● Exercise goal: Write every line of the material out exactly as shown.

(Collected data entries)

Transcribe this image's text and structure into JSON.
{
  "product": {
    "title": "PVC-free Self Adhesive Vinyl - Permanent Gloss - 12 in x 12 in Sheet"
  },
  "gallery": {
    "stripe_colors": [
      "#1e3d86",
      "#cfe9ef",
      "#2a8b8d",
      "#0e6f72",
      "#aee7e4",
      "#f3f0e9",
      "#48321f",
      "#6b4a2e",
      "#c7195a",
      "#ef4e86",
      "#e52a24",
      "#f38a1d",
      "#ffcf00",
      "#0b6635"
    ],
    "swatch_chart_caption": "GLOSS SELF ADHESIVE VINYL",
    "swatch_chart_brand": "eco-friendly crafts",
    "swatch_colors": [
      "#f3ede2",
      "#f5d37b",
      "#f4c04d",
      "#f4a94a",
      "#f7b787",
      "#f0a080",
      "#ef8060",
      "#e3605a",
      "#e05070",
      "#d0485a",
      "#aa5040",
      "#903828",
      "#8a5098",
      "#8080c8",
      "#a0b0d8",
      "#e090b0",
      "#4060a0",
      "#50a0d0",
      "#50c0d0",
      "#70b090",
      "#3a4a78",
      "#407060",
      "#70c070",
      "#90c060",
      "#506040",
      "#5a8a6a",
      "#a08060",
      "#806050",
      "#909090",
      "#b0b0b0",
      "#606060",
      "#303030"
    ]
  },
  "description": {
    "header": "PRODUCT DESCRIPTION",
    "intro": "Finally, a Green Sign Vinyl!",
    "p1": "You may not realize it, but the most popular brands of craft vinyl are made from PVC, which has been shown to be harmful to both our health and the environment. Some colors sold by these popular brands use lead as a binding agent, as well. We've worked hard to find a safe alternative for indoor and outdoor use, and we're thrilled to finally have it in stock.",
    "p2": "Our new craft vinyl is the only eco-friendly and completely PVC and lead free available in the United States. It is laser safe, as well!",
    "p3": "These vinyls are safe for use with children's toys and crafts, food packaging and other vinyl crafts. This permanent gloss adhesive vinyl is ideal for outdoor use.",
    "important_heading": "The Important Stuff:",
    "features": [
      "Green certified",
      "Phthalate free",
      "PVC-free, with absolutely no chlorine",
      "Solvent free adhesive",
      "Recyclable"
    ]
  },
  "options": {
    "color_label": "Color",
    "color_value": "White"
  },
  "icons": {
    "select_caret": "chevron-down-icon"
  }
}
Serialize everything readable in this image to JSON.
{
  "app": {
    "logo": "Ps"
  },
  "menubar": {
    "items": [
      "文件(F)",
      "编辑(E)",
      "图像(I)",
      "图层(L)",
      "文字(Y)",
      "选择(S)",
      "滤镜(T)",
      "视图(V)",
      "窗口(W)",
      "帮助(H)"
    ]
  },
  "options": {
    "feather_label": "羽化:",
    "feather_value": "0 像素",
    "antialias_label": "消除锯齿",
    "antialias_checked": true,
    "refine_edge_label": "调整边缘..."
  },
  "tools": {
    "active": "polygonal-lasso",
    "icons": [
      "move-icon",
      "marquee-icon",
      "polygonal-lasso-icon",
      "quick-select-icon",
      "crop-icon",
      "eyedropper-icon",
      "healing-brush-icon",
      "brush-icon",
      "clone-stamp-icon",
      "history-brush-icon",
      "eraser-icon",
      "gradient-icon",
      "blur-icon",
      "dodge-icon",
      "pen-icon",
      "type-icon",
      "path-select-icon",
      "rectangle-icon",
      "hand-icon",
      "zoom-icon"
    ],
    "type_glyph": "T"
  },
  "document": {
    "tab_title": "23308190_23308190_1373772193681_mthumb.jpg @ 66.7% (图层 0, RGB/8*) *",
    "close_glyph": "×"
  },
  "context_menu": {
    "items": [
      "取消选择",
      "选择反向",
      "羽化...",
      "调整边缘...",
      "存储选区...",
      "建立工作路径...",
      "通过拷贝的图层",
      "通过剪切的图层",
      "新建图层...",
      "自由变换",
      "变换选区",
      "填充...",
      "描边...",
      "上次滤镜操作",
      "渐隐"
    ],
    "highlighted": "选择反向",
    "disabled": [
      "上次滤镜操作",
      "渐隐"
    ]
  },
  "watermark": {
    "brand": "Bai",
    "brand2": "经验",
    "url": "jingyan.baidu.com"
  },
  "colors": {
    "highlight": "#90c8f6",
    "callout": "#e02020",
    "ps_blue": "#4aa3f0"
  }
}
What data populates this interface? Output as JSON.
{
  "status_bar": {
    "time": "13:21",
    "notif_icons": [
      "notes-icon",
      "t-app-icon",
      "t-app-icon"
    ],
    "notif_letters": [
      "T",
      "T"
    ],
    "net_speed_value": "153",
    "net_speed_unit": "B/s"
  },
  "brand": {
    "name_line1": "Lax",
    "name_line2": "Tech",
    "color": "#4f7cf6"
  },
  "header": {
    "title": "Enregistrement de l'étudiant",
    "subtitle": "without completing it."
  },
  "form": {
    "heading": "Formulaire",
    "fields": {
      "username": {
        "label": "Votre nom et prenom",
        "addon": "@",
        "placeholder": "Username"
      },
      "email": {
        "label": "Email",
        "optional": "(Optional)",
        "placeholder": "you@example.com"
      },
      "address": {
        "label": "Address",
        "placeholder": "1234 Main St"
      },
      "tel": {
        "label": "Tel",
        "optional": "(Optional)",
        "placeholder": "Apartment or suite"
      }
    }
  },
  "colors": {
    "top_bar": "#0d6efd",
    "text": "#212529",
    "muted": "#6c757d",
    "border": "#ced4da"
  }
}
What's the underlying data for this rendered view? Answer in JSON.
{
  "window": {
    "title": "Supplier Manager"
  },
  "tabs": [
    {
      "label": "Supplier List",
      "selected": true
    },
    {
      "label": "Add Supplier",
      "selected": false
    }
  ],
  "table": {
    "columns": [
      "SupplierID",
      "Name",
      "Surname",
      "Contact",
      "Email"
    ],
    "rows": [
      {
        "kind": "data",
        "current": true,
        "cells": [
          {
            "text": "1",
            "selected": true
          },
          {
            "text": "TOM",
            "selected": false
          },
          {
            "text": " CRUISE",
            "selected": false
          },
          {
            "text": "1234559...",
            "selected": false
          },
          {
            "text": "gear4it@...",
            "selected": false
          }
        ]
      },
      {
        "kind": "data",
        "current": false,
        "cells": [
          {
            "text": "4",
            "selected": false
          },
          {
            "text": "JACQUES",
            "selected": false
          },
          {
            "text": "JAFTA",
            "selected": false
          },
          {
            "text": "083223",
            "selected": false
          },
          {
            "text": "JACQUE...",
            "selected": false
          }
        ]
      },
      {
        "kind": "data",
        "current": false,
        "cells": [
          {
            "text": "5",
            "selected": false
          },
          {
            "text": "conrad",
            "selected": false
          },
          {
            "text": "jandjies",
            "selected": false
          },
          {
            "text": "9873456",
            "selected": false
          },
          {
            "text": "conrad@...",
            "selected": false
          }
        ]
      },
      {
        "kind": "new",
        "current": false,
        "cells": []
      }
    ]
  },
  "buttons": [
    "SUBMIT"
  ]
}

● Task output:
Transcribe this image's text and structure into JSON.
{
  "product": {
    "title": "PVC-free Self Adhesive Vinyl - Permanent Gloss - 12 in x 12 in Sheet"
  },
  "gallery": {
    "stripe_colors": [
      "#1e3d86",
      "#cfe9ef",
      "#2a8b8d",
      "#0e6f72",
      "#aee7e4",
      "#f3f0e9",
      "#48321f",
      "#6b4a2e",
      "#c7195a",
      "#ef4e86",
      "#e52a24",
      "#f38a1d",
      "#ffcf00",
      "#0b6635"
    ],
    "swatch_chart_caption": "GLOSS SELF ADHESIVE VINYL",
    "swatch_chart_brand": "eco-friendly crafts",
    "swatch_colors": [
      "#f3ede2",
      "#f5d37b",
      "#f4c04d",
      "#f4a94a",
      "#f7b787",
      "#f0a080",
      "#ef8060",
      "#e3605a",
      "#e05070",
      "#d0485a",
      "#aa5040",
      "#903828",
      "#8a5098",
      "#8080c8",
      "#a0b0d8",
      "#e090b0",
      "#4060a0",
      "#50a0d0",
      "#50c0d0",
      "#70b090",
      "#3a4a78",
      "#407060",
      "#70c070",
      "#90c060",
      "#506040",
      "#5a8a6a",
      "#a08060",
      "#806050",
      "#909090",
      "#b0b0b0",
      "#606060",
      "#303030"
    ]
  },
  "description": {
    "header": "PRODUCT DESCRIPTION",
    "intro": "Finally, a Green Sign Vinyl!",
    "p1": "You may not realize it, but the most popular brands of craft vinyl are made from PVC, which has been shown to be harmful to both our health and the environment. Some colors sold by these popular brands use lead as a binding agent, as well. We've worked hard to find a safe alternative for indoor and outdoor use, and we're thrilled to finally have it in stock.",
    "p2": "Our new craft vinyl is the only eco-friendly and completely PVC and lead free available in the United States. It is laser safe, as well!",
    "p3": "These vinyls are safe for use with children's toys and crafts, food packaging and other vinyl crafts. This permanent gloss adhesive vinyl is ideal for outdoor use.",
    "important_heading": "The Important Stuff:",
    "features": [
      "Green certified",
      "Phthalate free",
      "PVC-free, with absolutely no chlorine",
      "Solvent free adhesive",
      "Recyclable"
    ]
  },
  "options": {
    "color_label": "Color",
    "color_value": "White"
  },
  "icons": {
    "select_caret": "chevron-down-icon"
  }
}
Serialize everything readable in this image to JSON.
{
  "app": {
    "logo": "Ps"
  },
  "menubar": {
    "items": [
      "文件(F)",
      "编辑(E)",
      "图像(I)",
      "图层(L)",
      "文字(Y)",
      "选择(S)",
      "滤镜(T)",
      "视图(V)",
      "窗口(W)",
      "帮助(H)"
    ]
  },
  "options": {
    "feather_label": "羽化:",
    "feather_value": "0 像素",
    "antialias_label": "消除锯齿",
    "antialias_checked": true,
    "refine_edge_label": "调整边缘..."
  },
  "tools": {
    "active": "polygonal-lasso",
    "icons": [
      "move-icon",
      "marquee-icon",
      "polygonal-lasso-icon",
      "quick-select-icon",
      "crop-icon",
      "eyedropper-icon",
      "healing-brush-icon",
      "brush-icon",
      "clone-stamp-icon",
      "history-brush-icon",
      "eraser-icon",
      "gradient-icon",
      "blur-icon",
      "dodge-icon",
      "pen-icon",
      "type-icon",
      "path-select-icon",
      "rectangle-icon",
      "hand-icon",
      "zoom-icon"
    ],
    "type_glyph": "T"
  },
  "document": {
    "tab_title": "23308190_23308190_1373772193681_mthumb.jpg @ 66.7% (图层 0, RGB/8*) *",
    "close_glyph": "×"
  },
  "context_menu": {
    "items": [
      "取消选择",
      "选择反向",
      "羽化...",
      "调整边缘...",
      "存储选区...",
      "建立工作路径...",
      "通过拷贝的图层",
      "通过剪切的图层",
      "新建图层...",
      "自由变换",
      "变换选区",
      "填充...",
      "描边...",
      "上次滤镜操作",
      "渐隐"
    ],
    "highlighted": "选择反向",
    "disabled": [
      "上次滤镜操作",
      "渐隐"
    ]
  },
  "watermark": {
    "brand": "Bai",
    "brand2": "经验",
    "url": "jingyan.baidu.com"
  },
  "colors": {
    "highlight": "#90c8f6",
    "callout": "#e02020",
    "ps_blue": "#4aa3f0"
  }
}
What data populates this interface? Output as JSON.
{
  "status_bar": {
    "time": "13:21",
    "notif_icons": [
      "notes-icon",
      "t-app-icon",
      "t-app-icon"
    ],
    "notif_letters": [
      "T",
      "T"
    ],
    "net_speed_value": "153",
    "net_speed_unit": "B/s"
  },
  "brand": {
    "name_line1": "Lax",
    "name_line2": "Tech",
    "color": "#4f7cf6"
  },
  "header": {
    "title": "Enregistrement de l'étudiant",
    "subtitle": "without completing it."
  },
  "form": {
    "heading": "Formulaire",
    "fields": {
      "username": {
        "label": "Votre nom et prenom",
        "addon": "@",
        "placeholder": "Username"
      },
      "email": {
        "label": "Email",
        "optional": "(Optional)",
        "placeholder": "you@example.com"
      },
      "address": {
        "label": "Address",
        "placeholder": "1234 Main St"
      },
      "tel": {
        "label": "Tel",
        "optional": "(Optional)",
        "placeholder": "Apartment or suite"
      }
    }
  },
  "colors": {
    "top_bar": "#0d6efd",
    "text": "#212529",
    "muted": "#6c757d",
    "border": "#ced4da"
  }
}
What's the underlying data for this rendered view? Answer in JSON.
{
  "window": {
    "title": "Supplier Manager"
  },
  "tabs": [
    {
      "label": "Supplier List",
      "selected": true
    },
    {
      "label": "Add Supplier",
      "selected": false
    }
  ],
  "table": {
    "columns": [
      "SupplierID",
      "Name",
      "Surname",
      "Contact",
      "Email"
    ],
    "rows": [
      {
        "kind": "data",
        "current": true,
        "cells": [
          {
            "text": "1",
            "selected": true
          },
          {
            "text": "TOM",
            "selected": false
          },
          {
            "text": " CRUISE",
            "selected": false
          },
          {
            "text": "1234559...",
            "selected": false
          },
          {
            "text": "gear4it@...",
            "selected": false
          }
        ]
      },
      {
        "kind": "data",
        "current": false,
        "cells": [
          {
            "text": "4",
            "selected": false
          },
          {
            "text": "JACQUES",
            "selected": false
          },
          {
            "text": "JAFTA",
            "selected": false
          },
          {
            "text": "083223",
            "selected": false
          },
          {
            "text": "JACQUE...",
            "selected": false
          }
        ]
      },
      {
        "kind": "data",
        "current": false,
        "cells": [
          {
            "text": "5",
            "selected": false
          },
          {
            "text": "conrad",
            "selected": false
          },
          {
            "text": "jandjies",
            "selected": false
          },
          {
            "text": "9873456",
            "selected": false
          },
          {
            "text": "conrad@...",
            "selected": false
          }
        ]
      },
      {
        "kind": "new",
        "current": false,
        "cells": []
      }
    ]
  },
  "buttons": [
    "SUBMIT"
  ]
}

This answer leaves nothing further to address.